▸ **DATASET RECORDS**
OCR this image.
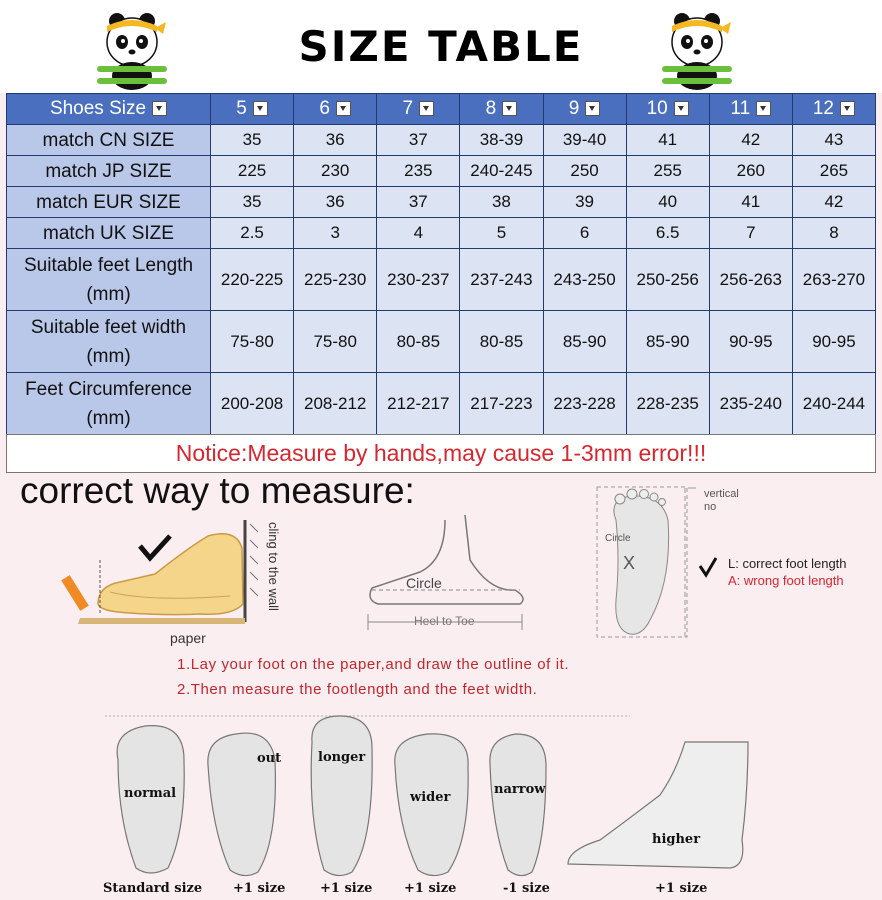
SIZE TABLE
Shoes Size	5	6	7	8	9	10	11	12
match CN SIZE	35	36	37	38-39	39-40	41	42	43
match JP SIZE	225	230	235	240-245	250	255	260	265
match EUR SIZE	35	36	37	38	39	40	41	42
match UK SIZE	2.5	3	4	5	6	6.5	7	8
Suitable feet Length
(mm)	220-225	225-230	230-237	237-243	243-250	250-256	256-263	263-270
Suitable feet width
(mm)	75-80	75-80	80-85	80-85	85-90	85-90	90-95	90-95
Feet Circumference
(mm)	200-208	208-212	212-217	217-223	223-228	228-235	235-240	240-244
Notice:Measure by hands,may cause 1-3mm error!!!
correct way to measure:
cling to the wall
paper
Circle
Heel to Toe
vertical
no
Circle
X	L: correct foot length
A: wrong foot length
1.Lay your foot on the paper,and draw the outline of it.
2.Then measure the footlength and the feet width.
normal
out	longer
wider
narrow
higher
Standard size +1 size	+1 size +1 size	-1 size	+1 size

▸ **SHORT TASK**
From the data above, copy each line where the string "width" appears.

▸ **SOLUTION**
Suitable feet width
2.Then measure the footlength and the feet width.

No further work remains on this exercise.